(Dataset excerpt)
════════

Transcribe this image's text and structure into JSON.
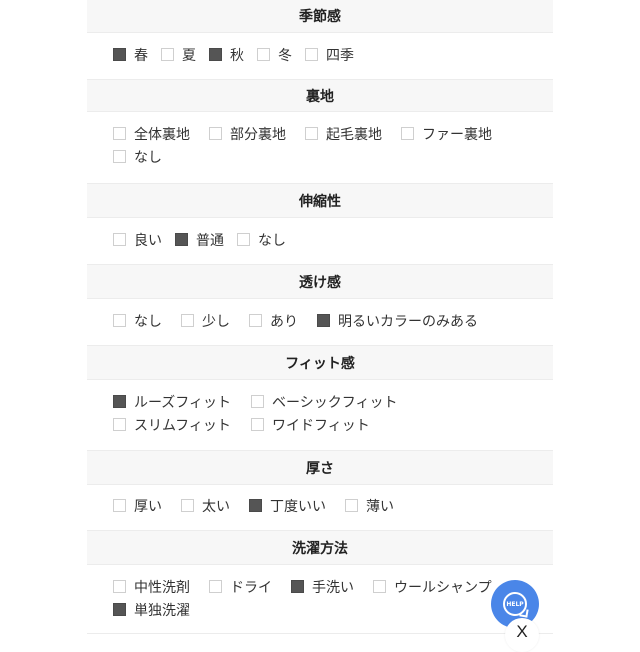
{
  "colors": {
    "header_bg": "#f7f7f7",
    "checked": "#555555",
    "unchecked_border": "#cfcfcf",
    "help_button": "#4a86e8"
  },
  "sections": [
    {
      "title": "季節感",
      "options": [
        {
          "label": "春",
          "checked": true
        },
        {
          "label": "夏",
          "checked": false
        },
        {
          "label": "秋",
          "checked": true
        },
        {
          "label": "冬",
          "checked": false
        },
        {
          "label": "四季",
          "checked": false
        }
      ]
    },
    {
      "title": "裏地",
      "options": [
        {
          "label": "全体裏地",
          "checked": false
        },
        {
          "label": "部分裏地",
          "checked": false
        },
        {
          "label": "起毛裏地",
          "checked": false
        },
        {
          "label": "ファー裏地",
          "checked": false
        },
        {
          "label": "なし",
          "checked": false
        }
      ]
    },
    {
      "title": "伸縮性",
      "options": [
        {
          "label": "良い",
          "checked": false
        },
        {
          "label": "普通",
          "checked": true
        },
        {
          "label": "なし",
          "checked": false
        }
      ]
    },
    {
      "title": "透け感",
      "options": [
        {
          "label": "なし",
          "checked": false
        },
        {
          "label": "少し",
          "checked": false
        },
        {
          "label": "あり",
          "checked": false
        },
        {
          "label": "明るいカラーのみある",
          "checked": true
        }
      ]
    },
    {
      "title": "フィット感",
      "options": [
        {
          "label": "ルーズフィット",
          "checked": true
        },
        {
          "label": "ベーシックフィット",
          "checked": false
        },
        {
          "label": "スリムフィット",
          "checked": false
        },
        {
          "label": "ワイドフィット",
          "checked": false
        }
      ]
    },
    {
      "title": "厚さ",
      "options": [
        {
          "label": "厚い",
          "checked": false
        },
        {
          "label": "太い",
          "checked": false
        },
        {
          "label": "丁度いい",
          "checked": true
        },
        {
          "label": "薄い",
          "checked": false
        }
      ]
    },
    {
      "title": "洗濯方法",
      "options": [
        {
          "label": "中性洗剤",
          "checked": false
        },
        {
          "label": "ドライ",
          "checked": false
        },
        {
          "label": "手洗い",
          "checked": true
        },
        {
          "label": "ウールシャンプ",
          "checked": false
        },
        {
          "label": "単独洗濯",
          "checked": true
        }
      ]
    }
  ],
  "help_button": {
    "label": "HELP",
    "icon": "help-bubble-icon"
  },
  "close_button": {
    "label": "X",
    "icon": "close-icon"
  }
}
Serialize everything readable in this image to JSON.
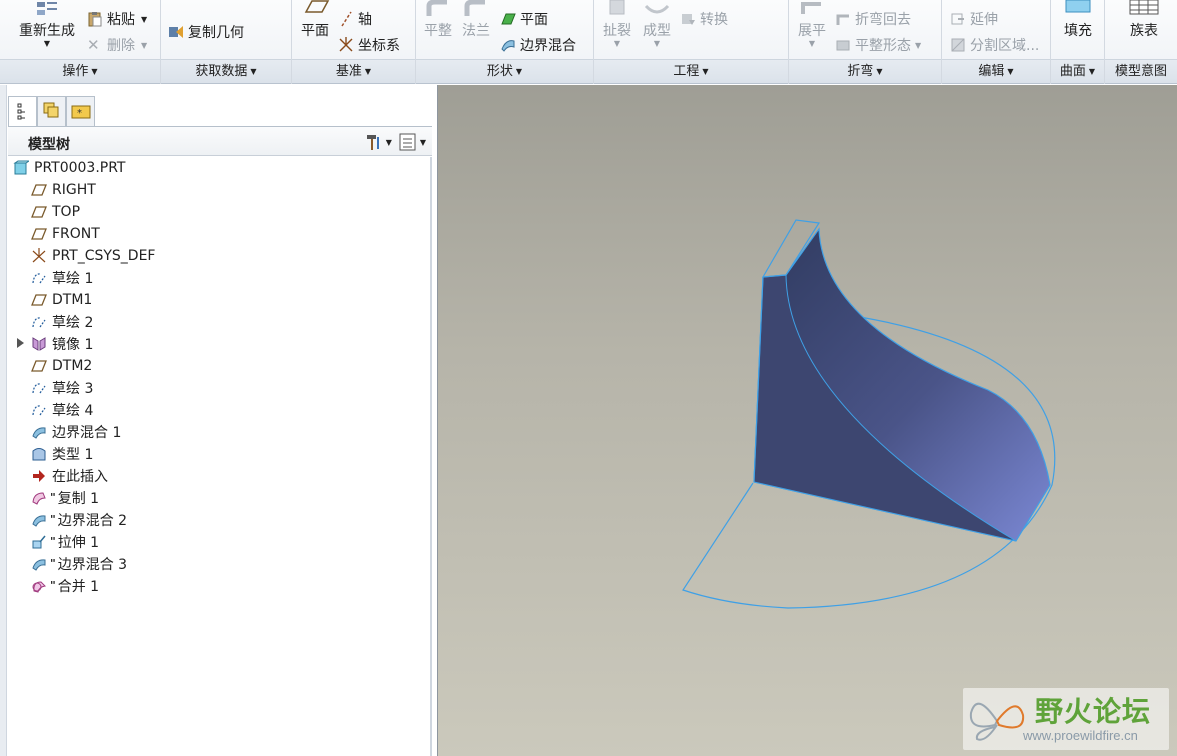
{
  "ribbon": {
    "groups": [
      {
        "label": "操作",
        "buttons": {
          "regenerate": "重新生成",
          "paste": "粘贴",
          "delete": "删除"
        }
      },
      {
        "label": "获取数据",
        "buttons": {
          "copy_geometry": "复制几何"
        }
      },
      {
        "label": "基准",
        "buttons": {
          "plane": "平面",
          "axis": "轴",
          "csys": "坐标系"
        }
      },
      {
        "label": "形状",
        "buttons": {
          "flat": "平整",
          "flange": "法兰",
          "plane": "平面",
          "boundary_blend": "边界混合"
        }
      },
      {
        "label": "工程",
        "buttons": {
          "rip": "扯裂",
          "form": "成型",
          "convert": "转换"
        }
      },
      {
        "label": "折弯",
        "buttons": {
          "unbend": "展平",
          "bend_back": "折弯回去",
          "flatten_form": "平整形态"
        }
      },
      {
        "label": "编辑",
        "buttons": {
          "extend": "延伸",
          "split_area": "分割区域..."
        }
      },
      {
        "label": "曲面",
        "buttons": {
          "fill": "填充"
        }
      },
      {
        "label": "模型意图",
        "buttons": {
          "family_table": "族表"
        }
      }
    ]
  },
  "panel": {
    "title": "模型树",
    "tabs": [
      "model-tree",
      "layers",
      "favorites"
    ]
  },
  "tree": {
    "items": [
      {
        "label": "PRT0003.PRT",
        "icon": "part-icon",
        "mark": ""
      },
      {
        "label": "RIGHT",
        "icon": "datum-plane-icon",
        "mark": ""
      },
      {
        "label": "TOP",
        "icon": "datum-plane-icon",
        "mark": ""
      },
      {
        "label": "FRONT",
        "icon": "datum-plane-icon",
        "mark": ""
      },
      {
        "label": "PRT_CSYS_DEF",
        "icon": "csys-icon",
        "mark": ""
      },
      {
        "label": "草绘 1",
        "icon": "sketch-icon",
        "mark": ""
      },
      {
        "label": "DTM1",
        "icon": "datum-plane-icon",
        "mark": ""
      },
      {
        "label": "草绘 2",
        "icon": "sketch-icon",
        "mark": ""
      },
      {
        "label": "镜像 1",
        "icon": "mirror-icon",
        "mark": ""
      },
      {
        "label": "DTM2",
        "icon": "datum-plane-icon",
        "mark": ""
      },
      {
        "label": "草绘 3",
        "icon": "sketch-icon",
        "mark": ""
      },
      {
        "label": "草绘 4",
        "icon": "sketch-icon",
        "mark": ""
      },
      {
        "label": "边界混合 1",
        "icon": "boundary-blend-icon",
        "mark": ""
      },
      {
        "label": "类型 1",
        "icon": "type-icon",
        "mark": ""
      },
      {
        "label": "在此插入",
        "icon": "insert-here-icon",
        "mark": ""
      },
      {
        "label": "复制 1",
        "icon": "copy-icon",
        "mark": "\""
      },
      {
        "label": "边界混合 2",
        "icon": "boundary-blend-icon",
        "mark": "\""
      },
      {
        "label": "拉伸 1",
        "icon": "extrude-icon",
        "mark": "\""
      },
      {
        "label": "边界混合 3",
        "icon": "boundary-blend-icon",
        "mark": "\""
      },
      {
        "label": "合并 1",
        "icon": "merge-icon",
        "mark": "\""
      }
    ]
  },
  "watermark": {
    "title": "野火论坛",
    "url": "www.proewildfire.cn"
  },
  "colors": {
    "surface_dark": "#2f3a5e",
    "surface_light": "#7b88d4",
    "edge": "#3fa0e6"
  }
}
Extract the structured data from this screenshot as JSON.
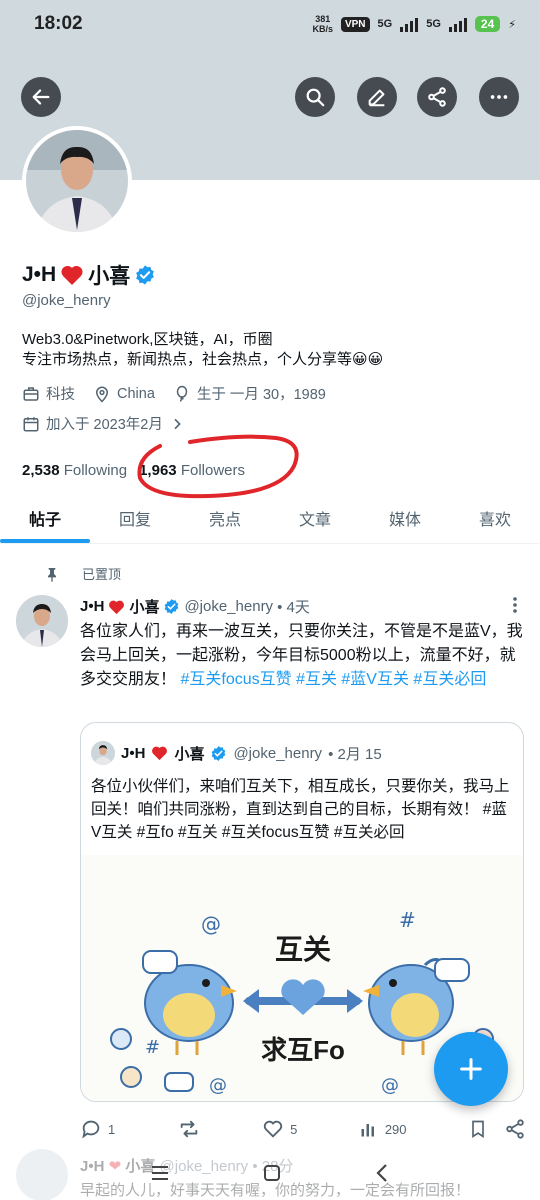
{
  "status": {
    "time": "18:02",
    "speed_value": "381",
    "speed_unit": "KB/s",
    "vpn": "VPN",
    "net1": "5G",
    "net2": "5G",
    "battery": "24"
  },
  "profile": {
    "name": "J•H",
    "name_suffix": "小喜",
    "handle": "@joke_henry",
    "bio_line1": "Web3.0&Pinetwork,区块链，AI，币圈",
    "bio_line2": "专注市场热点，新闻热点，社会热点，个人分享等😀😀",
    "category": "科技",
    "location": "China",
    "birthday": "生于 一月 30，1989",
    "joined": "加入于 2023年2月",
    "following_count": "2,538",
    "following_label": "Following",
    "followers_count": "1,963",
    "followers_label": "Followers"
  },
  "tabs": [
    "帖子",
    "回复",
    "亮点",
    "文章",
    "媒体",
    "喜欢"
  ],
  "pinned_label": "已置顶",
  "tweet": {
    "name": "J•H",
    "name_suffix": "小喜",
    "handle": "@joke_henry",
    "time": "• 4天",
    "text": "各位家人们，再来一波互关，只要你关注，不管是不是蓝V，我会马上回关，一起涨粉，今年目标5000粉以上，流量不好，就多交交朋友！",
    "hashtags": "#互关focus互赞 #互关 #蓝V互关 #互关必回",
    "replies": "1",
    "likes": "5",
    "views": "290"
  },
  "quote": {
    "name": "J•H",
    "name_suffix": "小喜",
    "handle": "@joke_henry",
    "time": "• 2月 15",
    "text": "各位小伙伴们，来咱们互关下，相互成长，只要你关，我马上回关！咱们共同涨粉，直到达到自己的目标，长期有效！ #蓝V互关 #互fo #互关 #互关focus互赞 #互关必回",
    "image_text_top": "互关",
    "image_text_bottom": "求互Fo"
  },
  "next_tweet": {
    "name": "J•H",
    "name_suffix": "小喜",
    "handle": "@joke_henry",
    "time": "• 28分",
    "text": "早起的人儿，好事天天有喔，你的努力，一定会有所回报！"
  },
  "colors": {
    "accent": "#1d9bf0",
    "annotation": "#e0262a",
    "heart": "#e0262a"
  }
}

════════

→ Exercise details
Emit an exact copy of the lines from the line bearing "Extract the structured" through the last line above, inclusive, and leave the images out.

→ The response
Extract the structured data from this screenshot as JSON.
{
  "status": {
    "time": "18:02",
    "speed_value": "381",
    "speed_unit": "KB/s",
    "vpn": "VPN",
    "net1": "5G",
    "net2": "5G",
    "battery": "24"
  },
  "profile": {
    "name": "J•H",
    "name_suffix": "小喜",
    "handle": "@joke_henry",
    "bio_line1": "Web3.0&Pinetwork,区块链，AI，币圈",
    "bio_line2": "专注市场热点，新闻热点，社会热点，个人分享等😀😀",
    "category": "科技",
    "location": "China",
    "birthday": "生于 一月 30，1989",
    "joined": "加入于 2023年2月",
    "following_count": "2,538",
    "following_label": "Following",
    "followers_count": "1,963",
    "followers_label": "Followers"
  },
  "tabs": [
    "帖子",
    "回复",
    "亮点",
    "文章",
    "媒体",
    "喜欢"
  ],
  "pinned_label": "已置顶",
  "tweet": {
    "name": "J•H",
    "name_suffix": "小喜",
    "handle": "@joke_henry",
    "time": "• 4天",
    "text": "各位家人们，再来一波互关，只要你关注，不管是不是蓝V，我会马上回关，一起涨粉，今年目标5000粉以上，流量不好，就多交交朋友！",
    "hashtags": "#互关focus互赞 #互关 #蓝V互关 #互关必回",
    "replies": "1",
    "likes": "5",
    "views": "290"
  },
  "quote": {
    "name": "J•H",
    "name_suffix": "小喜",
    "handle": "@joke_henry",
    "time": "• 2月 15",
    "text": "各位小伙伴们，来咱们互关下，相互成长，只要你关，我马上回关！咱们共同涨粉，直到达到自己的目标，长期有效！ #蓝V互关 #互fo #互关 #互关focus互赞 #互关必回",
    "image_text_top": "互关",
    "image_text_bottom": "求互Fo"
  },
  "next_tweet": {
    "name": "J•H",
    "name_suffix": "小喜",
    "handle": "@joke_henry",
    "time": "• 28分",
    "text": "早起的人儿，好事天天有喔，你的努力，一定会有所回报！"
  },
  "colors": {
    "accent": "#1d9bf0",
    "annotation": "#e0262a",
    "heart": "#e0262a"
  }
}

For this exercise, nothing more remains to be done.